Dataset items
[START]

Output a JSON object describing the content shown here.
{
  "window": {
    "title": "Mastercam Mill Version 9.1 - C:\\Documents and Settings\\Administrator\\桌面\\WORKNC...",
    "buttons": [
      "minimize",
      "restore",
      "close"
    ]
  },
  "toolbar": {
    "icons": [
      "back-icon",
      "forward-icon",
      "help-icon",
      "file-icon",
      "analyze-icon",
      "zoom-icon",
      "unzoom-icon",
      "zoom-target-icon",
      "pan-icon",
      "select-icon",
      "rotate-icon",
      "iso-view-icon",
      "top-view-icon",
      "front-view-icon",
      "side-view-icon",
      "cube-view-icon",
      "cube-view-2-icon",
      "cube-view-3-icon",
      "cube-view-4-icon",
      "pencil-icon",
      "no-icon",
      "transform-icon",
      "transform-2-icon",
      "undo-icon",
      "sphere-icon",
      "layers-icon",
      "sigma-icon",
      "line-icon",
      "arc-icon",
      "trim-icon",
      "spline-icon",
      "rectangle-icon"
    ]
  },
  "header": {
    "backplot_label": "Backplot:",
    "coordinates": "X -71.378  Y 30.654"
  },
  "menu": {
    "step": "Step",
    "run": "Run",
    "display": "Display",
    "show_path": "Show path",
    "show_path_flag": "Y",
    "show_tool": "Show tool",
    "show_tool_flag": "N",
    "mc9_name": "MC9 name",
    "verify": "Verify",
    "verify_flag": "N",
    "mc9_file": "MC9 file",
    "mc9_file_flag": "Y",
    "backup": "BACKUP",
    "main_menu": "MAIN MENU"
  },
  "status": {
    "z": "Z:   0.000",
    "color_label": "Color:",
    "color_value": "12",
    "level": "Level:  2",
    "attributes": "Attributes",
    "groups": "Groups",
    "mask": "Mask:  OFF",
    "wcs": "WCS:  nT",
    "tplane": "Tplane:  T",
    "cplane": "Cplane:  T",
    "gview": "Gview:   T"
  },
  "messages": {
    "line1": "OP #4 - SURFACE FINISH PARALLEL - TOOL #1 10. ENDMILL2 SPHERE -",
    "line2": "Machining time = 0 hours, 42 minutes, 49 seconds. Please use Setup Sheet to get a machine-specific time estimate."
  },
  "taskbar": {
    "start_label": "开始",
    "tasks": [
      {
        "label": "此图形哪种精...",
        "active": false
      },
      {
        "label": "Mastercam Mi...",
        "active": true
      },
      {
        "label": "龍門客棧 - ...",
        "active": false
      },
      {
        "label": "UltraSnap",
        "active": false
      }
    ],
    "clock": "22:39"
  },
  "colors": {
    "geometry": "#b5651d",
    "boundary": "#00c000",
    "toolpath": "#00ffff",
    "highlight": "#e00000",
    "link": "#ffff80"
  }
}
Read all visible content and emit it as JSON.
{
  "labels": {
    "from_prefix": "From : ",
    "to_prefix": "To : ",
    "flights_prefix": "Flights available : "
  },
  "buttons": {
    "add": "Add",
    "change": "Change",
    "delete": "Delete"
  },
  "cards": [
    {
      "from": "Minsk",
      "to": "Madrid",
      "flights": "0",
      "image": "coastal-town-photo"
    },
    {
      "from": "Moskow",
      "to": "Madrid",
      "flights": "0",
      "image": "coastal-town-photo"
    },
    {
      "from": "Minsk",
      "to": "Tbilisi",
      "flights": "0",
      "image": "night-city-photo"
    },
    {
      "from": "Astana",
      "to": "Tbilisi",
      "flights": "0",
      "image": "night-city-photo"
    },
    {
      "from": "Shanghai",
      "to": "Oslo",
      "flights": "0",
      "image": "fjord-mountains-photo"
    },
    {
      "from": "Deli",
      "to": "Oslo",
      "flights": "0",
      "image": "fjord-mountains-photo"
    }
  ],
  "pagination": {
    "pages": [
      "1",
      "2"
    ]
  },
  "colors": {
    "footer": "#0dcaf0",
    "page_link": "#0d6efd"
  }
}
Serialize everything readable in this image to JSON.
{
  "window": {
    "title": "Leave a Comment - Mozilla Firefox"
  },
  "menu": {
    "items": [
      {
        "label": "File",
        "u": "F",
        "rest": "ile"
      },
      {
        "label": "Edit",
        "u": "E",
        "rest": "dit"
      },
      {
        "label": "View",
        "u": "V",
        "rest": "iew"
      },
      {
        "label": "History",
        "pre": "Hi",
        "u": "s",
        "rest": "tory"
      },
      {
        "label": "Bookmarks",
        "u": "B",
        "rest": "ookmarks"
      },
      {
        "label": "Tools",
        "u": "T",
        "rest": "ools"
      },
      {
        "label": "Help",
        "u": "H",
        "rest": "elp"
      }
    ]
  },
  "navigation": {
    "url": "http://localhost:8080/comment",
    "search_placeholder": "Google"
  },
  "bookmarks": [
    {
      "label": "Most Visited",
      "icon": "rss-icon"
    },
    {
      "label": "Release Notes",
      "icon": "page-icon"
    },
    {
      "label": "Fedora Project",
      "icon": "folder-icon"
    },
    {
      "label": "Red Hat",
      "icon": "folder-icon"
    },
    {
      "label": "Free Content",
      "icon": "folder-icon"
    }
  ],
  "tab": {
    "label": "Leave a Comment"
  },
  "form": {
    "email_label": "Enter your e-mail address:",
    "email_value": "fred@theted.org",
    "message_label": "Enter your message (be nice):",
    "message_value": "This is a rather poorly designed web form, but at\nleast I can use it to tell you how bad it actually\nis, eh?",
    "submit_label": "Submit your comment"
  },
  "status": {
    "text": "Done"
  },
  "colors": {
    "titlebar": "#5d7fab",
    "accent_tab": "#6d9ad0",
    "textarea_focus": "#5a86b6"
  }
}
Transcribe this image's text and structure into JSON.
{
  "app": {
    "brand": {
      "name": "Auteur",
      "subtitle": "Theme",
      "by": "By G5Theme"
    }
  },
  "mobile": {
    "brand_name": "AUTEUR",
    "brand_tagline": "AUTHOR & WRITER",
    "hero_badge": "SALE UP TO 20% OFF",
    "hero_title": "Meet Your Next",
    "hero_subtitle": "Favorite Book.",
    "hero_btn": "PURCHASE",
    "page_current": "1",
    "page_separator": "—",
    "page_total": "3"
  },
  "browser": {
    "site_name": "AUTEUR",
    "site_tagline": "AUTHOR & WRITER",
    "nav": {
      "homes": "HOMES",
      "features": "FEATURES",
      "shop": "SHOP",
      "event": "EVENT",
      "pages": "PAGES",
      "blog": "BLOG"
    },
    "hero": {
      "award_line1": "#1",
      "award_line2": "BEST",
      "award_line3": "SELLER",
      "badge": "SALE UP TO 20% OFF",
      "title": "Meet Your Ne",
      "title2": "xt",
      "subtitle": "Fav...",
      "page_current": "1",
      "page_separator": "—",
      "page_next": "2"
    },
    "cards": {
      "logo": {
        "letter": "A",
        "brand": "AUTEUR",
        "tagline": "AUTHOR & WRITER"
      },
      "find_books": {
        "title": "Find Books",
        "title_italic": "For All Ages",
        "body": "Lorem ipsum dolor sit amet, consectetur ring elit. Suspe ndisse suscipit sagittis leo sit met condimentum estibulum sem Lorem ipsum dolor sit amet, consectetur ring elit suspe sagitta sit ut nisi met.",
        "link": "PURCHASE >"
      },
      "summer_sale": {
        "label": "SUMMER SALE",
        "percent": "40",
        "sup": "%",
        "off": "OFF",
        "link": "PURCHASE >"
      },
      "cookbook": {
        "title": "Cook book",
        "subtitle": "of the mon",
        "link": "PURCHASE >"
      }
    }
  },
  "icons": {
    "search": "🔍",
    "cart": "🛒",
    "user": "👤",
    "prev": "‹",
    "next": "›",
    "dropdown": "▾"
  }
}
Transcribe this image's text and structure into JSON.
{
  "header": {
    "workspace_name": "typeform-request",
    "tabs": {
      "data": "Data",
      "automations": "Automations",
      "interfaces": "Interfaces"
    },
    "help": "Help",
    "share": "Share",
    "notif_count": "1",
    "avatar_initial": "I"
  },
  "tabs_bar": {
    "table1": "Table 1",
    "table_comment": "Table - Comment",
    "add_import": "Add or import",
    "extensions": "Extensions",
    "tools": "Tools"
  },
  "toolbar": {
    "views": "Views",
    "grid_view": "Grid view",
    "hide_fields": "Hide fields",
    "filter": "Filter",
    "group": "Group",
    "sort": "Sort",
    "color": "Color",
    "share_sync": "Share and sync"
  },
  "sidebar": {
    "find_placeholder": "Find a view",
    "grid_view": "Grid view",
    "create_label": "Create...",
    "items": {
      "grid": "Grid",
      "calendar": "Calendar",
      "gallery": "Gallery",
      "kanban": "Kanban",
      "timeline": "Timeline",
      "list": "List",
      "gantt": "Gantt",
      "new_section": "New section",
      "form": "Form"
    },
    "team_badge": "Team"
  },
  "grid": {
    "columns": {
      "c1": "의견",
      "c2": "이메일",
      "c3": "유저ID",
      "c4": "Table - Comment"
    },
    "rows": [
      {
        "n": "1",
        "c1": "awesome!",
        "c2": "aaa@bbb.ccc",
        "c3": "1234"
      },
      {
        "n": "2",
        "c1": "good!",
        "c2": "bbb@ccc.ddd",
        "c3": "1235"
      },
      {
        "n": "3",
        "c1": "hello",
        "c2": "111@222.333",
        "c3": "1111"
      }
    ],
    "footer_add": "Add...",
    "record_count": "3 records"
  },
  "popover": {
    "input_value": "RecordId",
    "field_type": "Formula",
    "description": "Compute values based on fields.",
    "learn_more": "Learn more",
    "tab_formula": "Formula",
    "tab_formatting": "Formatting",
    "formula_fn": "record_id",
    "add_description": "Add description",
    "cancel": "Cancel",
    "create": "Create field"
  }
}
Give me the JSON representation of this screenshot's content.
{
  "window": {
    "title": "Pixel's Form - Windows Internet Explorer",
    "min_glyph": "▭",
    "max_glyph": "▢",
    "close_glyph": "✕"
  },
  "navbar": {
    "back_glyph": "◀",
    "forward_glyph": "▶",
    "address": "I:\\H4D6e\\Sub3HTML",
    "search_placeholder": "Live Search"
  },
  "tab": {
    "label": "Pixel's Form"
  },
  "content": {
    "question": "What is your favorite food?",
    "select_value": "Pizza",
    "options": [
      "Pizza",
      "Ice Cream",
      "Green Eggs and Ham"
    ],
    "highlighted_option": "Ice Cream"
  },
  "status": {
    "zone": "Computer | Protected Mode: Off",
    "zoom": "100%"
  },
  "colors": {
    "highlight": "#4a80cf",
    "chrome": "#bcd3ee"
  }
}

[END]

▸ Challenge:
Only a number is wanted: how many lines of the material include the word "Share".

▸ Answer to the problem:
2